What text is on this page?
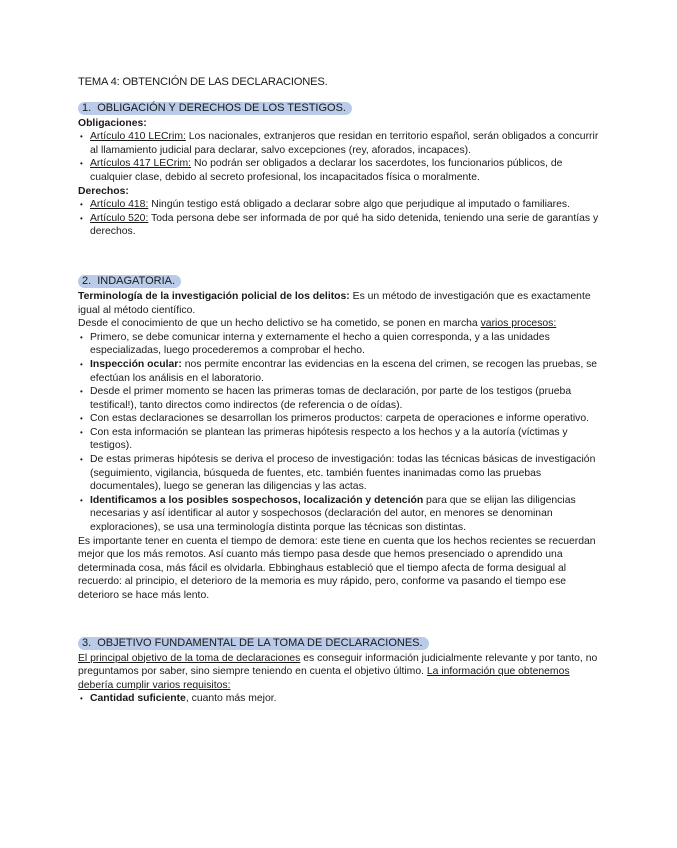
TEMA 4: OBTENCIÓN DE LAS DECLARACIONES.

1. OBLIGACIÓN Y DERECHOS DE LOS TESTIGOS.

Obligaciones:

• Artículo 410 LECrim: Los nacionales, extranjeros que residan en territorio español, serán obligados a concurrir al llamamiento judicial para declarar, salvo excepciones (rey, aforados, incapaces).
• Artículos 417 LECrim: No podrán ser obligados a declarar los sacerdotes, los funcionarios públicos, de cualquier clase, debido al secreto profesional, los incapacitados física o moralmente.

Derechos:

• Artículo 418: Ningún testigo está obligado a declarar sobre algo que perjudique al imputado o familiares.
• Artículo 520: Toda persona debe ser informada de por qué ha sido detenida, teniendo una serie de garantías y derechos.
2. INDAGATORIA.

Terminología de la investigación policial de los delitos: Es un método de investigación que es exactamente igual al método científico.

Desde el conocimiento de que un hecho delictivo se ha cometido, se ponen en marcha varios procesos:

• Primero, se debe comunicar interna y externamente el hecho a quien corresponda, y a las unidades especializadas, luego procederemos a comprobar el hecho.
• Inspección ocular: nos permite encontrar las evidencias en la escena del crimen, se recogen las pruebas, se efectúan los análisis en el laboratorio.
• Desde el primer momento se hacen las primeras tomas de declaración, por parte de los testigos (prueba testifical!), tanto directos como indirectos (de referencia o de oídas).
• Con estas declaraciones se desarrollan los primeros productos: carpeta de operaciones e informe operativo.
• Con esta información se plantean las primeras hipótesis respecto a los hechos y a la autoría (víctimas y testigos).
• De estas primeras hipótesis se deriva el proceso de investigación: todas las técnicas básicas de investigación (seguimiento, vigilancia, búsqueda de fuentes, etc. también fuentes inanimadas como las pruebas documentales), luego se generan las diligencias y las actas.
• Identificamos a los posibles sospechosos, localización y detención para que se elijan las diligencias necesarias y así identificar al autor y sospechosos (declaración del autor, en menores se denominan exploraciones), se usa una terminología distinta porque las técnicas son distintas.

Es importante tener en cuenta el tiempo de demora: este tiene en cuenta que los hechos recientes se recuerdan mejor que los más remotos. Así cuanto más tiempo pasa desde que hemos presenciado o aprendido una determinada cosa, más fácil es olvidarla. Ebbinghaus estableció que el tiempo afecta de forma desigual al recuerdo: al principio, el deterioro de la memoria es muy rápido, pero, conforme va pasando el tiempo ese deterioro se hace más lento.

3. OBJETIVO FUNDAMENTAL DE LA TOMA DE DECLARACIONES.

El principal objetivo de la toma de declaraciones es conseguir información judicialmente relevante y por tanto, no preguntamos por saber, sino siempre teniendo en cuenta el objetivo último. La información que obtenemos debería cumplir varios requisitos:

• Cantidad suficiente, cuanto más mejor.
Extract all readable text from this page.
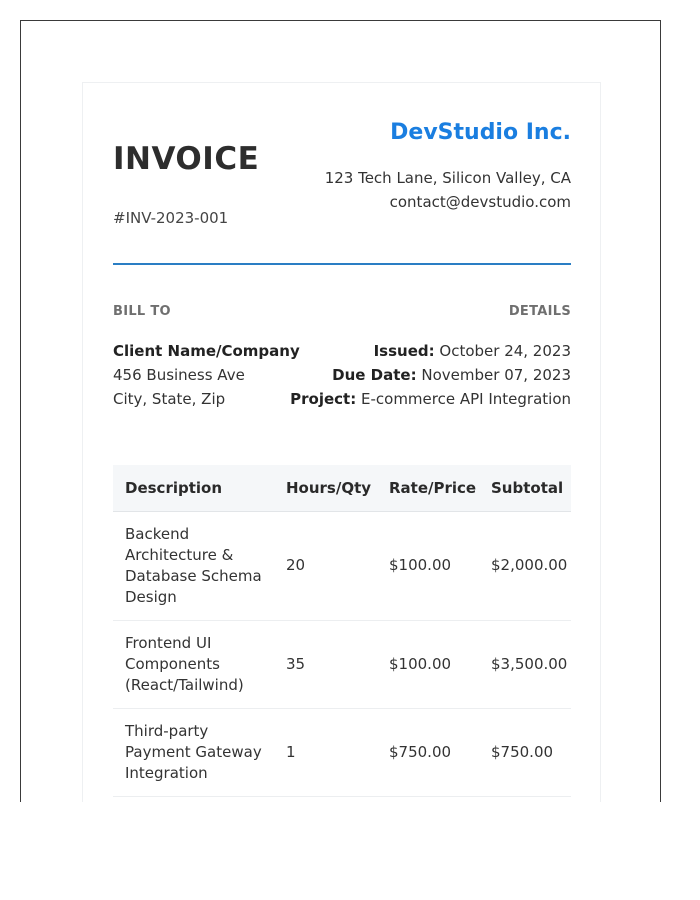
INVOICE
#INV-2023-001
DevStudio Inc.
123 Tech Lane, Silicon Valley, CA
contact@devstudio.com
BILL TO	DETAILS
Client Name/Company
456 Business Ave
City, State, Zip
Issued: October 24, 2023
Due Date: November 07, 2023
Project: E-commerce API Integration
Description	Hours/Qty	Rate/Price	Subtotal
Backend Architecture & Database Schema Design	20	$100.00	$2,000.00
Frontend UI Components (React/Tailwind)	35	$100.00	$3,500.00
Third-party Payment Gateway Integration	1	$750.00	$750.00
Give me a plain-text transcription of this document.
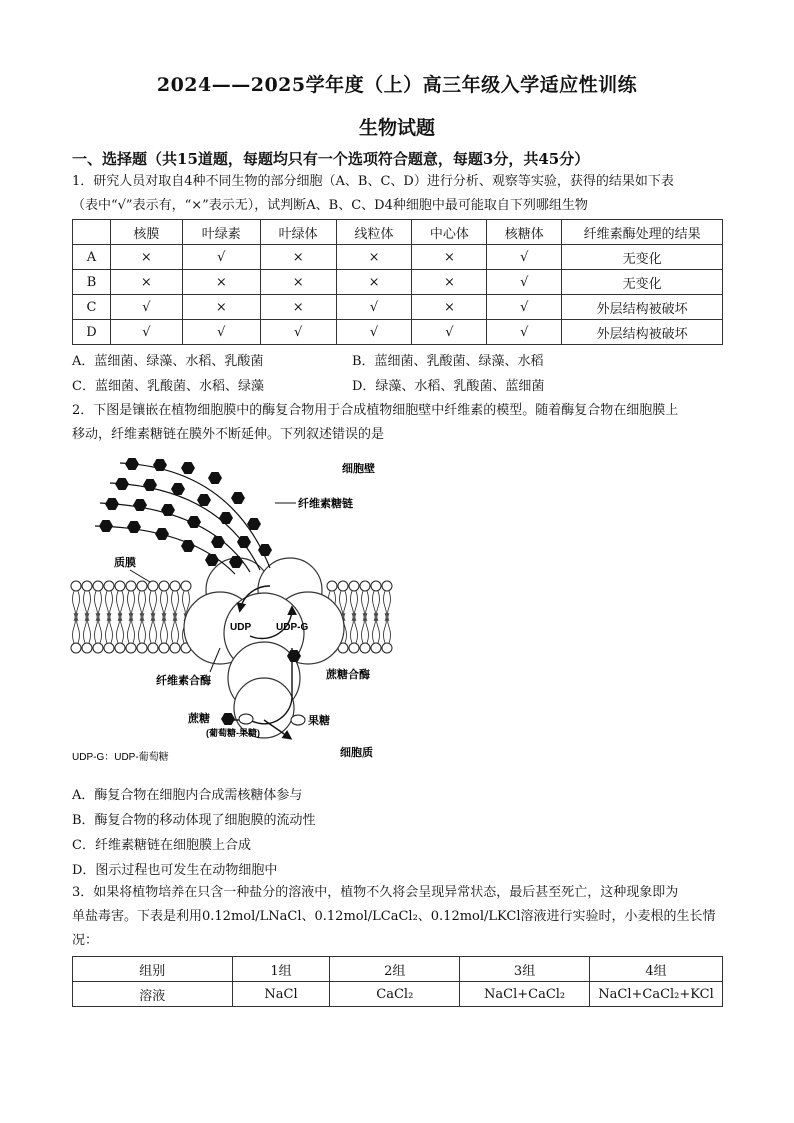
2024——2025学年度（上）高三年级入学适应性训练
生物试题
一、选择题（共15道题，每题均只有一个选项符合题意，每题3分，共45分）
1．研究人员对取自4种不同生物的部分细胞（A、B、C、D）进行分析、观察等实验，获得的结果如下表
（表中“√”表示有，“×”表示无），试判断A、B、C、D4种细胞中最可能取自下列哪组生物
	核膜	叶绿素	叶绿体	线粒体	中心体	核糖体	纤维素酶处理的结果
A	×	√	×	×	×	√	无变化
B	×	×	×	×	×	√	无变化
C	√	×	×	√	×	√	外层结构被破坏
D	√	√	√	√	√	√	外层结构被破坏
A．蓝细菌、绿藻、水稻、乳酸菌	B．蓝细菌、乳酸菌、绿藻、水稻
C．蓝细菌、乳酸菌、水稻、绿藻	D．绿藻、水稻、乳酸菌、蓝细菌
2．下图是镶嵌在植物细胞膜中的酶复合物用于合成植物细胞壁中纤维素的模型。随着酶复合物在细胞膜上
移动，纤维素糖链在膜外不断延伸。下列叙述错误的是
细胞壁
纤维素糖链
质膜
UDP UDP-G
纤维素合酶	蔗糖合酶
蔗糖
(葡萄糖-果糖)
果糖
细胞质
UDP-G：UDP-葡萄糖
A．酶复合物在细胞内合成需核糖体参与
B．酶复合物的移动体现了细胞膜的流动性
C．纤维素糖链在细胞膜上合成
D．图示过程也可发生在动物细胞中
3．如果将植物培养在只含一种盐分的溶液中，植物不久将会呈现异常状态，最后甚至死亡，这种现象即为
单盐毒害。下表是利用0.12mol/LNaCl、0.12mol/LCaCl₂、0.12mol/LKCl溶液进行实验时，小麦根的生长情
况：
组别	1组	2组	3组	4组
溶液	NaCl	CaCl₂	NaCl+CaCl₂	NaCl+CaCl₂+KCl
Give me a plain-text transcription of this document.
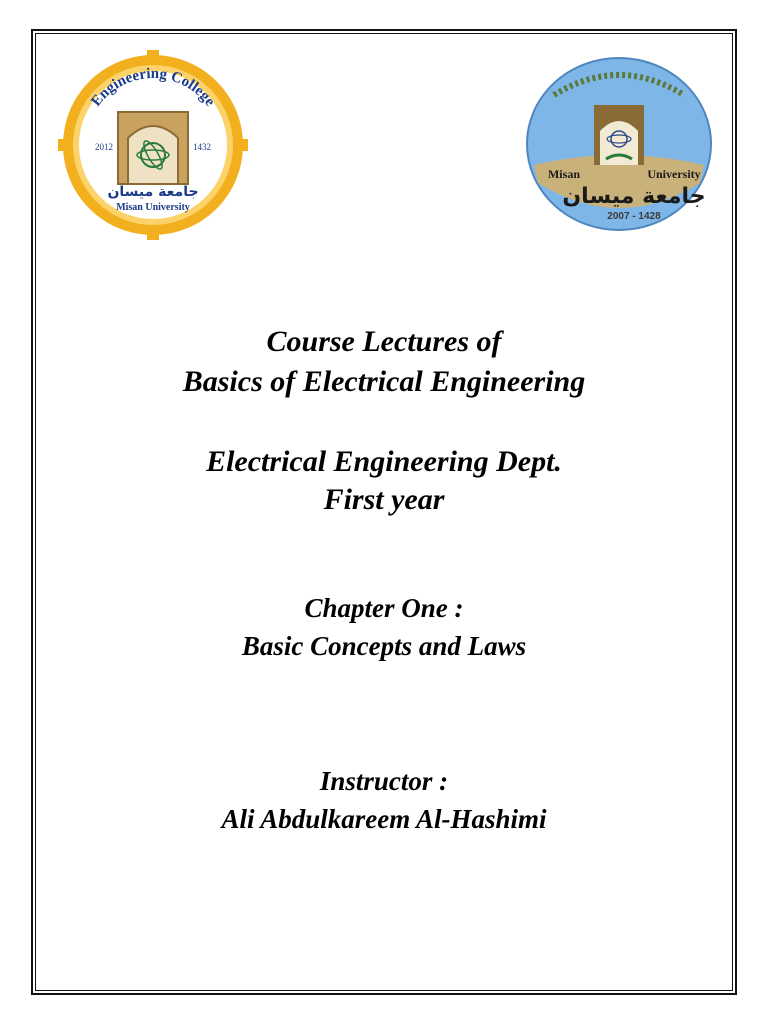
Engineering College
2012	1432
جامعة ميسان
Misan University
Misan	University
جامعة ميسان
2007 - 1428
Course Lectures of
Basics of Electrical Engineering
Electrical Engineering Dept.
First year
Chapter One :
Basic Concepts and Laws
Instructor :
Ali Abdulkareem Al-Hashimi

### What you need to do
Set the pictures aside and transcribe the data above exactly.

### Full answer
What text is on this page?
TEMA 4: OBTENCIÓN DE LAS DECLARACIONES.

1. OBLIGACIÓN Y DERECHOS DE LOS TESTIGOS.

Obligaciones:

• Artículo 410 LECrim: Los nacionales, extranjeros que residan en territorio español, serán obligados a concurrir al llamamiento judicial para declarar, salvo excepciones (rey, aforados, incapaces).
• Artículos 417 LECrim: No podrán ser obligados a declarar los sacerdotes, los funcionarios públicos, de cualquier clase, debido al secreto profesional, los incapacitados física o moralmente.

Derechos:

• Artículo 418: Ningún testigo está obligado a declarar sobre algo que perjudique al imputado o familiares.
• Artículo 520: Toda persona debe ser informada de por qué ha sido detenida, teniendo una serie de garantías y derechos.
2. INDAGATORIA.

Terminología de la investigación policial de los delitos: Es un método de investigación que es exactamente igual al método científico.

Desde el conocimiento de que un hecho delictivo se ha cometido, se ponen en marcha varios procesos:

• Primero, se debe comunicar interna y externamente el hecho a quien corresponda, y a las unidades especializadas, luego procederemos a comprobar el hecho.
• Inspección ocular: nos permite encontrar las evidencias en la escena del crimen, se recogen las pruebas, se efectúan los análisis en el laboratorio.
• Desde el primer momento se hacen las primeras tomas de declaración, por parte de los testigos (prueba testifical!), tanto directos como indirectos (de referencia o de oídas).
• Con estas declaraciones se desarrollan los primeros productos: carpeta de operaciones e informe operativo.
• Con esta información se plantean las primeras hipótesis respecto a los hechos y a la autoría (víctimas y testigos).
• De estas primeras hipótesis se deriva el proceso de investigación: todas las técnicas básicas de investigación (seguimiento, vigilancia, búsqueda de fuentes, etc. también fuentes inanimadas como las pruebas documentales), luego se generan las diligencias y las actas.
• Identificamos a los posibles sospechosos, localización y detención para que se elijan las diligencias necesarias y así identificar al autor y sospechosos (declaración del autor, en menores se denominan exploraciones), se usa una terminología distinta porque las técnicas son distintas.

Es importante tener en cuenta el tiempo de demora: este tiene en cuenta que los hechos recientes se recuerdan mejor que los más remotos. Así cuanto más tiempo pasa desde que hemos presenciado o aprendido una determinada cosa, más fácil es olvidarla. Ebbinghaus estableció que el tiempo afecta de forma desigual al recuerdo: al principio, el deterioro de la memoria es muy rápido, pero, conforme va pasando el tiempo ese deterioro se hace más lento.

3. OBJETIVO FUNDAMENTAL DE LA TOMA DE DECLARACIONES.

El principal objetivo de la toma de declaraciones es conseguir información judicialmente relevante y por tanto, no preguntamos por saber, sino siempre teniendo en cuenta el objetivo último. La información que obtenemos debería cumplir varios requisitos:

• Cantidad suficiente, cuanto más mejor.
Extract all readable text from this page.
INVOICE
#INV-2023-001
DevStudio Inc.
123 Tech Lane, Silicon Valley, CA
contact@devstudio.com
BILL TO	DETAILS
Client Name/Company
456 Business Ave
City, State, Zip
Issued: October 24, 2023
Due Date: November 07, 2023
Project: E-commerce API Integration
Description	Hours/Qty	Rate/Price	Subtotal
Backend Architecture & Database Schema Design	20	$100.00	$2,000.00
Frontend UI Components (React/Tailwind)	35	$100.00	$3,500.00
Third-party Payment Gateway Integration	1	$750.00	$750.00
Give me a plain-text transcription of this document.
2024——2025学年度（上）高三年级入学适应性训练
生物试题
一、选择题（共15道题，每题均只有一个选项符合题意，每题3分，共45分）
1．研究人员对取自4种不同生物的部分细胞（A、B、C、D）进行分析、观察等实验，获得的结果如下表
（表中“√”表示有，“×”表示无），试判断A、B、C、D4种细胞中最可能取自下列哪组生物
	核膜	叶绿素	叶绿体	线粒体	中心体	核糖体	纤维素酶处理的结果
A	×	√	×	×	×	√	无变化
B	×	×	×	×	×	√	无变化
C	√	×	×	√	×	√	外层结构被破坏
D	√	√	√	√	√	√	外层结构被破坏
A．蓝细菌、绿藻、水稻、乳酸菌	B．蓝细菌、乳酸菌、绿藻、水稻
C．蓝细菌、乳酸菌、水稻、绿藻	D．绿藻、水稻、乳酸菌、蓝细菌
2．下图是镶嵌在植物细胞膜中的酶复合物用于合成植物细胞壁中纤维素的模型。随着酶复合物在细胞膜上
移动，纤维素糖链在膜外不断延伸。下列叙述错误的是
细胞壁
纤维素糖链
质膜
UDP UDP-G
纤维素合酶	蔗糖合酶
蔗糖
(葡萄糖-果糖)
果糖
细胞质
UDP-G：UDP-葡萄糖
A．酶复合物在细胞内合成需核糖体参与
B．酶复合物的移动体现了细胞膜的流动性
C．纤维素糖链在细胞膜上合成
D．图示过程也可发生在动物细胞中
3．如果将植物培养在只含一种盐分的溶液中，植物不久将会呈现异常状态，最后甚至死亡，这种现象即为
单盐毒害。下表是利用0.12mol/LNaCl、0.12mol/LCaCl₂、0.12mol/LKCl溶液进行实验时，小麦根的生长情
况：
组别	1组	2组	3组	4组
溶液	NaCl	CaCl₂	NaCl+CaCl₂	NaCl+CaCl₂+KCl
Give me a plain-text transcription of this document.
Engineering College
2012	1432
جامعة ميسان
Misan University
Misan	University
جامعة ميسان
2007 - 1428
Course Lectures of
Basics of Electrical Engineering
Electrical Engineering Dept.
First year
Chapter One :
Basic Concepts and Laws
Instructor :
Ali Abdulkareem Al-Hashimi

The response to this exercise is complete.